Count every line of these entries that holds the word "имущества", and reply with the number only.

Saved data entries

• • •

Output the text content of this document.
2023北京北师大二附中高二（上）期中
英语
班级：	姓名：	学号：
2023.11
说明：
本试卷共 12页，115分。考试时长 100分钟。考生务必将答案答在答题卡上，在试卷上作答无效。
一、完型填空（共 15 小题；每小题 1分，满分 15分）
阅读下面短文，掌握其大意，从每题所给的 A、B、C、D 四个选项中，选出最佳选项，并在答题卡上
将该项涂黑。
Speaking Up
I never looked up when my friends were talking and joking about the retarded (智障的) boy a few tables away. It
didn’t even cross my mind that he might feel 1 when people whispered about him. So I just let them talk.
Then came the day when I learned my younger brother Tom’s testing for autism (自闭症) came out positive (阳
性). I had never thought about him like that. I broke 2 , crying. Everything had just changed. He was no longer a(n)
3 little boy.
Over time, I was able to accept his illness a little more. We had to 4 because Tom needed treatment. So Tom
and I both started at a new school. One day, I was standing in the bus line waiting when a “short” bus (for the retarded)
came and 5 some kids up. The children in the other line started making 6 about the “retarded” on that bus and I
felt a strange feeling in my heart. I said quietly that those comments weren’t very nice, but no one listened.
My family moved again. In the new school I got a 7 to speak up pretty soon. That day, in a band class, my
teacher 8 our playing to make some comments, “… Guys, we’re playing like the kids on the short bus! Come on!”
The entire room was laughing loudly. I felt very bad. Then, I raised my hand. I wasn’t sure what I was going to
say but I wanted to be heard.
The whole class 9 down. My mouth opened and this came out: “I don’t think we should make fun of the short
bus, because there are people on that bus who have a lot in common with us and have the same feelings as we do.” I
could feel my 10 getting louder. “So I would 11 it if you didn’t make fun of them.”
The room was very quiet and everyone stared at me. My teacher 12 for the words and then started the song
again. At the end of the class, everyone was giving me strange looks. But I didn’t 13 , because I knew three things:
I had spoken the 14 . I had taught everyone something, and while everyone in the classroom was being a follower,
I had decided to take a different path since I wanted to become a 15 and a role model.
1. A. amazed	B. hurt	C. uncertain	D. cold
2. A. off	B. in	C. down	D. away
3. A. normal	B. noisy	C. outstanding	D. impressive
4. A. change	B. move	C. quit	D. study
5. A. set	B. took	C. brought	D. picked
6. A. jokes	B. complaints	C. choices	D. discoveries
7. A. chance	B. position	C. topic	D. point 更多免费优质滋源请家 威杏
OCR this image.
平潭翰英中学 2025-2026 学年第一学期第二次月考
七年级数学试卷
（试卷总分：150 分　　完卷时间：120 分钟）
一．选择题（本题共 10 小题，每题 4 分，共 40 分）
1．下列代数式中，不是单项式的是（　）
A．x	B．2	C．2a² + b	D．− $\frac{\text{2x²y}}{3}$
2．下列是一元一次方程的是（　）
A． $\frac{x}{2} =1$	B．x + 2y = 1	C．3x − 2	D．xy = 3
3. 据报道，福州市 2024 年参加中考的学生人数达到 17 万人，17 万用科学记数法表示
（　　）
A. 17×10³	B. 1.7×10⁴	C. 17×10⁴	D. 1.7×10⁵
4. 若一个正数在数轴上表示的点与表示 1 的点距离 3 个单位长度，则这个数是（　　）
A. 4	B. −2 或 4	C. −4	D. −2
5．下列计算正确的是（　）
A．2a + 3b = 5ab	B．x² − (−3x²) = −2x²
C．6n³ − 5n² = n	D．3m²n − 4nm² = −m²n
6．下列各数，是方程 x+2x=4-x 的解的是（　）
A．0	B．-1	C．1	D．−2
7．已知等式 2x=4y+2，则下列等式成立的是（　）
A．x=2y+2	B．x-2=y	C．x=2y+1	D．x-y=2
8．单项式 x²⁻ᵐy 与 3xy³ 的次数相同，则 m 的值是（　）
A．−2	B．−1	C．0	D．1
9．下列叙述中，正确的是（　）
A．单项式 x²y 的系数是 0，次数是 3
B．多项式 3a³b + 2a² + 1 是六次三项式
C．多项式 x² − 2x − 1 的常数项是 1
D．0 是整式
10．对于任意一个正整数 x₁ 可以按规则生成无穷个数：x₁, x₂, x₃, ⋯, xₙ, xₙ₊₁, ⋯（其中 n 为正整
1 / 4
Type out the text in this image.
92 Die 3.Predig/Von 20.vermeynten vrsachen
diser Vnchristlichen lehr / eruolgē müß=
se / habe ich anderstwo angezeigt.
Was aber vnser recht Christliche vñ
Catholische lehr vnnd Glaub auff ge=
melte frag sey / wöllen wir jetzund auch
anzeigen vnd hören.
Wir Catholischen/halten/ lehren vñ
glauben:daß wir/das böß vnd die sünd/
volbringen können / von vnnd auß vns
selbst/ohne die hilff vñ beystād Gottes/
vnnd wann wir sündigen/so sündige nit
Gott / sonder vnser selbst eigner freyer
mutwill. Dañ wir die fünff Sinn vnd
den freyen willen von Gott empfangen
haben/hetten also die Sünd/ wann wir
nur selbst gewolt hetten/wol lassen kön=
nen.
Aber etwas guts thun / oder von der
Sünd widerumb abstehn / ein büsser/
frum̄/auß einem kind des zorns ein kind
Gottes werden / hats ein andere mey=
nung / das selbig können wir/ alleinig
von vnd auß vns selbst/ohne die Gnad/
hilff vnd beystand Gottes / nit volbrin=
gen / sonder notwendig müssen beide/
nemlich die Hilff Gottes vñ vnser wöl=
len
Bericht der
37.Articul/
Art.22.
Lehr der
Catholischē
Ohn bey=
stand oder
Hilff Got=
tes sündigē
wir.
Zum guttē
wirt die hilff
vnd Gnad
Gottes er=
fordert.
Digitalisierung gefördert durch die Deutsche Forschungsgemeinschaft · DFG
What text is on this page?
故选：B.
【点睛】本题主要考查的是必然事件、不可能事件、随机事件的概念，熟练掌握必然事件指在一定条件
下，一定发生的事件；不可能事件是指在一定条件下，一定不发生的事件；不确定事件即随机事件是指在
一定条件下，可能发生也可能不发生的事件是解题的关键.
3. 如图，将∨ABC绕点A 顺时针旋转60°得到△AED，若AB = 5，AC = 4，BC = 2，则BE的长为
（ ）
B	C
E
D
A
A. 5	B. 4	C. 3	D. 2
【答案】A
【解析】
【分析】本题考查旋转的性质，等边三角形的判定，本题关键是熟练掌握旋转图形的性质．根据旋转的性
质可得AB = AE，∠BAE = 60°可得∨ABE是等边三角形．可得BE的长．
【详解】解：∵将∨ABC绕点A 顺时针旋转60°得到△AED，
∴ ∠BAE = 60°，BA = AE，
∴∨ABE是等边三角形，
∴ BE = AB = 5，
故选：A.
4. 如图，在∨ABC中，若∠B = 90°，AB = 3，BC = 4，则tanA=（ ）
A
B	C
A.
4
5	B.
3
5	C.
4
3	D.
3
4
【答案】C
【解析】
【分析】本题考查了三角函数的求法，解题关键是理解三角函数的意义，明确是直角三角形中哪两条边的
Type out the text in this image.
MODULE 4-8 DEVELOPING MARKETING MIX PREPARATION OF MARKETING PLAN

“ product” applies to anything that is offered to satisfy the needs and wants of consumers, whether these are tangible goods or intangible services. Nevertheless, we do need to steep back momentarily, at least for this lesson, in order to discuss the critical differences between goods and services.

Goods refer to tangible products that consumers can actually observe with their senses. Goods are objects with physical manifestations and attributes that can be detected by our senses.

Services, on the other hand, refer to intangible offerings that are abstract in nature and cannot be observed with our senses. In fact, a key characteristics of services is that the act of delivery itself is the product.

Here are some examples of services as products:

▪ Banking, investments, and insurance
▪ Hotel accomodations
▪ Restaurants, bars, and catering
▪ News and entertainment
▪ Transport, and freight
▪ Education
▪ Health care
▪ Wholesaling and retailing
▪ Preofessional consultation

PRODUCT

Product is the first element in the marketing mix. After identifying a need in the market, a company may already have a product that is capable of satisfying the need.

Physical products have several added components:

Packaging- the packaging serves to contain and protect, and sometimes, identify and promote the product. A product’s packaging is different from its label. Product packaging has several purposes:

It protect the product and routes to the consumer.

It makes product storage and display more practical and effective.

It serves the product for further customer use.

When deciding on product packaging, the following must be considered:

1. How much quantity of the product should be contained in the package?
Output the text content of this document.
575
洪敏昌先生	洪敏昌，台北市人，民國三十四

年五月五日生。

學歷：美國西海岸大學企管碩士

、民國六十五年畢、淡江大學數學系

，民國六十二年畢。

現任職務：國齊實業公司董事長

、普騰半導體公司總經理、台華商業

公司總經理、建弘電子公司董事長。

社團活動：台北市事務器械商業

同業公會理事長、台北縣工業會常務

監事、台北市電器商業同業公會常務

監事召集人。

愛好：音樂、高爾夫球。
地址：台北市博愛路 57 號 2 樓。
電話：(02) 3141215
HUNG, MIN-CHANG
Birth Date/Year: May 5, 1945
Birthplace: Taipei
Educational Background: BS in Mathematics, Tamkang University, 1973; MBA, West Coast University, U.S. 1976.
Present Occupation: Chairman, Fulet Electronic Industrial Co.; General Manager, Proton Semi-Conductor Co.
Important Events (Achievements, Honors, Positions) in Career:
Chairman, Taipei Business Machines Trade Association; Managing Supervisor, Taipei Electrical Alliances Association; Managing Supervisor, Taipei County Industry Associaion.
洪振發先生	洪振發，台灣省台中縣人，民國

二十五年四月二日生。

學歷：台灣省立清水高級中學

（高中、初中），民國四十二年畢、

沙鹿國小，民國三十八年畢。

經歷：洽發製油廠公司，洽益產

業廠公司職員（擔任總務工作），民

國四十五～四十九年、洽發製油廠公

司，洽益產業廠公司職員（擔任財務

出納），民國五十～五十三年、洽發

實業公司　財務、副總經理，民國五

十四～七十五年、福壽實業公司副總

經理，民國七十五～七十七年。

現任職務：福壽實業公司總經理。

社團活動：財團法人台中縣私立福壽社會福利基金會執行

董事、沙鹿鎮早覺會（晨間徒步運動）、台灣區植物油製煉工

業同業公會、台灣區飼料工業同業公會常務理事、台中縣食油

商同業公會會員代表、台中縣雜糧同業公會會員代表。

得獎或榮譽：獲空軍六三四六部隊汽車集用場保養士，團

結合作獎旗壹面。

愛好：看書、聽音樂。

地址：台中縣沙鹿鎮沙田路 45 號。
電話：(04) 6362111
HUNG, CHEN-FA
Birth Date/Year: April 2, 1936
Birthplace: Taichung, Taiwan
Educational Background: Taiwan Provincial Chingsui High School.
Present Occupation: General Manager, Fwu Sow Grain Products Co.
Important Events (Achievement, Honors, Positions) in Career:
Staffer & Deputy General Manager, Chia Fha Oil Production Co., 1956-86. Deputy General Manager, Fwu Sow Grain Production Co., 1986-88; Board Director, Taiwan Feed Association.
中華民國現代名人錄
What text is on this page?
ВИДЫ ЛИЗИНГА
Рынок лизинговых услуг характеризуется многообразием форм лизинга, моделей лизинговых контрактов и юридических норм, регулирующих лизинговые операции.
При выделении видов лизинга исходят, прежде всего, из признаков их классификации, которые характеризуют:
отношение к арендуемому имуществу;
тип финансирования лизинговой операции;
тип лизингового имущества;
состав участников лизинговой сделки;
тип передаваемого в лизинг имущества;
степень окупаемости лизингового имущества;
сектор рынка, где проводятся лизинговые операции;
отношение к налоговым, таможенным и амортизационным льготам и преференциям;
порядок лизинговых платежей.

• • •

## Full output
3